INPUT MATERIAL
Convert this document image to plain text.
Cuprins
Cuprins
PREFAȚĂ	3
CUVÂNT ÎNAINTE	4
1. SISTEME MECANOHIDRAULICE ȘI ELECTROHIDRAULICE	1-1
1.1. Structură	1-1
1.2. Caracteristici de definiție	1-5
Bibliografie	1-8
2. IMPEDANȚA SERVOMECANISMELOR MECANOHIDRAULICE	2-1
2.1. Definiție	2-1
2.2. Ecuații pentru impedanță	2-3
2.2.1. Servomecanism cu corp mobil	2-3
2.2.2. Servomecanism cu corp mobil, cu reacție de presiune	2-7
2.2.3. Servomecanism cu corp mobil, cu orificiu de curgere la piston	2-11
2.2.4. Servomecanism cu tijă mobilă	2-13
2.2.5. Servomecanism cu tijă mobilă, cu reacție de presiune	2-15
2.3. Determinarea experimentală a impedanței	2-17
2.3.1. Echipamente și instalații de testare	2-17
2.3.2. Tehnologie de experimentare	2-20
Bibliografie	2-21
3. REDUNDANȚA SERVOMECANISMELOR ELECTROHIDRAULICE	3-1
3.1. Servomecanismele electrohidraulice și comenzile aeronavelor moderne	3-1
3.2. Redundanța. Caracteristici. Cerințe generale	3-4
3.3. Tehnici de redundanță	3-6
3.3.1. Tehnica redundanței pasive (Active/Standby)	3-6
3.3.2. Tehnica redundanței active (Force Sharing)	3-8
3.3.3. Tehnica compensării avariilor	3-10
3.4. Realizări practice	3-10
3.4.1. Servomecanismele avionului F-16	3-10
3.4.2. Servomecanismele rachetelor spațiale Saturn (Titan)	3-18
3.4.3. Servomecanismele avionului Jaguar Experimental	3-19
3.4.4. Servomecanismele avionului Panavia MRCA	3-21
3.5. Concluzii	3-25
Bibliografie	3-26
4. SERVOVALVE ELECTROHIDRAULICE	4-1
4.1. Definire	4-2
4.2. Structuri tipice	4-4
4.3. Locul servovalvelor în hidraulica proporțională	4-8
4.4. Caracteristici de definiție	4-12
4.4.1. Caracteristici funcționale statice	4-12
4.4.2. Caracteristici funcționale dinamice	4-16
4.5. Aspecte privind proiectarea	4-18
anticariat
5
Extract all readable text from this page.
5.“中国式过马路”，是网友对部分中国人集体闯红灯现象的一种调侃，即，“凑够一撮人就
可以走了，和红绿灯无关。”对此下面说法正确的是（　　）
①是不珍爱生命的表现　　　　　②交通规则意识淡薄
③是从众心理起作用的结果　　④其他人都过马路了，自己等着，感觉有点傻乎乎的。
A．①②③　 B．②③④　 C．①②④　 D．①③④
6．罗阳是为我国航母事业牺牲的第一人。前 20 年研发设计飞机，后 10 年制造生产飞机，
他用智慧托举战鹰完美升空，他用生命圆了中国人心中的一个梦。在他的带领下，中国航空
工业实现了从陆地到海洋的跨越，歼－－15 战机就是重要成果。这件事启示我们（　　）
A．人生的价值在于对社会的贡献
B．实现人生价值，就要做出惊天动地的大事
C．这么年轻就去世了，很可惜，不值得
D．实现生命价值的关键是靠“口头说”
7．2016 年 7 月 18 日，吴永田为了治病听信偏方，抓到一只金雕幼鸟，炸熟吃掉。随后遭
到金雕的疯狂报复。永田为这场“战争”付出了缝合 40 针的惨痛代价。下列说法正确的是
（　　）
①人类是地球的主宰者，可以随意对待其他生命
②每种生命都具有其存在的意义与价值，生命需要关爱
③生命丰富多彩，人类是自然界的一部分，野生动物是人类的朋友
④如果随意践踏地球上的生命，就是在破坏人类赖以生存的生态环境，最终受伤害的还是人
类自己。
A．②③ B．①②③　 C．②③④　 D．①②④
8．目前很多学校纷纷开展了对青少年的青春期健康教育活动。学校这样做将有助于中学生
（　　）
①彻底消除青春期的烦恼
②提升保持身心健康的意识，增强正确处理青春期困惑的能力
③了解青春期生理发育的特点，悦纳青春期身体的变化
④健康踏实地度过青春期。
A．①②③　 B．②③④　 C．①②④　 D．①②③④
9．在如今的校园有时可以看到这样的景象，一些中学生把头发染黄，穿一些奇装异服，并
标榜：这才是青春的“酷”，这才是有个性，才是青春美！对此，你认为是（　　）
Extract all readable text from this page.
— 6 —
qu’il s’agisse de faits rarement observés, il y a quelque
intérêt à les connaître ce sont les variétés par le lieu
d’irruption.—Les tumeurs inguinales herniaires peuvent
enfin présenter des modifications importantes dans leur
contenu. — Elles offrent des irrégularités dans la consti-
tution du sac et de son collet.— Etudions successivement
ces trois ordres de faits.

STATED GOAL
Repeat all the entries word for word.

COMPLETED EXERCISE
Convert this document image to plain text.
Cuprins
Cuprins
PREFAȚĂ	3
CUVÂNT ÎNAINTE	4
1. SISTEME MECANOHIDRAULICE ȘI ELECTROHIDRAULICE	1-1
1.1. Structură	1-1
1.2. Caracteristici de definiție	1-5
Bibliografie	1-8
2. IMPEDANȚA SERVOMECANISMELOR MECANOHIDRAULICE	2-1
2.1. Definiție	2-1
2.2. Ecuații pentru impedanță	2-3
2.2.1. Servomecanism cu corp mobil	2-3
2.2.2. Servomecanism cu corp mobil, cu reacție de presiune	2-7
2.2.3. Servomecanism cu corp mobil, cu orificiu de curgere la piston	2-11
2.2.4. Servomecanism cu tijă mobilă	2-13
2.2.5. Servomecanism cu tijă mobilă, cu reacție de presiune	2-15
2.3. Determinarea experimentală a impedanței	2-17
2.3.1. Echipamente și instalații de testare	2-17
2.3.2. Tehnologie de experimentare	2-20
Bibliografie	2-21
3. REDUNDANȚA SERVOMECANISMELOR ELECTROHIDRAULICE	3-1
3.1. Servomecanismele electrohidraulice și comenzile aeronavelor moderne	3-1
3.2. Redundanța. Caracteristici. Cerințe generale	3-4
3.3. Tehnici de redundanță	3-6
3.3.1. Tehnica redundanței pasive (Active/Standby)	3-6
3.3.2. Tehnica redundanței active (Force Sharing)	3-8
3.3.3. Tehnica compensării avariilor	3-10
3.4. Realizări practice	3-10
3.4.1. Servomecanismele avionului F-16	3-10
3.4.2. Servomecanismele rachetelor spațiale Saturn (Titan)	3-18
3.4.3. Servomecanismele avionului Jaguar Experimental	3-19
3.4.4. Servomecanismele avionului Panavia MRCA	3-21
3.5. Concluzii	3-25
Bibliografie	3-26
4. SERVOVALVE ELECTROHIDRAULICE	4-1
4.1. Definire	4-2
4.2. Structuri tipice	4-4
4.3. Locul servovalvelor în hidraulica proporțională	4-8
4.4. Caracteristici de definiție	4-12
4.4.1. Caracteristici funcționale statice	4-12
4.4.2. Caracteristici funcționale dinamice	4-16
4.5. Aspecte privind proiectarea	4-18
anticariat
5
Extract all readable text from this page.
5.“中国式过马路”，是网友对部分中国人集体闯红灯现象的一种调侃，即，“凑够一撮人就
可以走了，和红绿灯无关。”对此下面说法正确的是（　　）
①是不珍爱生命的表现　　　　　②交通规则意识淡薄
③是从众心理起作用的结果　　④其他人都过马路了，自己等着，感觉有点傻乎乎的。
A．①②③　 B．②③④　 C．①②④　 D．①③④
6．罗阳是为我国航母事业牺牲的第一人。前 20 年研发设计飞机，后 10 年制造生产飞机，
他用智慧托举战鹰完美升空，他用生命圆了中国人心中的一个梦。在他的带领下，中国航空
工业实现了从陆地到海洋的跨越，歼－－15 战机就是重要成果。这件事启示我们（　　）
A．人生的价值在于对社会的贡献
B．实现人生价值，就要做出惊天动地的大事
C．这么年轻就去世了，很可惜，不值得
D．实现生命价值的关键是靠“口头说”
7．2016 年 7 月 18 日，吴永田为了治病听信偏方，抓到一只金雕幼鸟，炸熟吃掉。随后遭
到金雕的疯狂报复。永田为这场“战争”付出了缝合 40 针的惨痛代价。下列说法正确的是
（　　）
①人类是地球的主宰者，可以随意对待其他生命
②每种生命都具有其存在的意义与价值，生命需要关爱
③生命丰富多彩，人类是自然界的一部分，野生动物是人类的朋友
④如果随意践踏地球上的生命，就是在破坏人类赖以生存的生态环境，最终受伤害的还是人
类自己。
A．②③ B．①②③　 C．②③④　 D．①②④
8．目前很多学校纷纷开展了对青少年的青春期健康教育活动。学校这样做将有助于中学生
（　　）
①彻底消除青春期的烦恼
②提升保持身心健康的意识，增强正确处理青春期困惑的能力
③了解青春期生理发育的特点，悦纳青春期身体的变化
④健康踏实地度过青春期。
A．①②③　 B．②③④　 C．①②④　 D．①②③④
9．在如今的校园有时可以看到这样的景象，一些中学生把头发染黄，穿一些奇装异服，并
标榜：这才是青春的“酷”，这才是有个性，才是青春美！对此，你认为是（　　）
Extract all readable text from this page.
— 6 —
qu’il s’agisse de faits rarement observés, il y a quelque
intérêt à les connaître ce sont les variétés par le lieu
d’irruption.—Les tumeurs inguinales herniaires peuvent
enfin présenter des modifications importantes dans leur
contenu. — Elles offrent des irrégularités dans la consti-
tution du sac et de son collet.— Etudions successivement
ces trois ordres de faits.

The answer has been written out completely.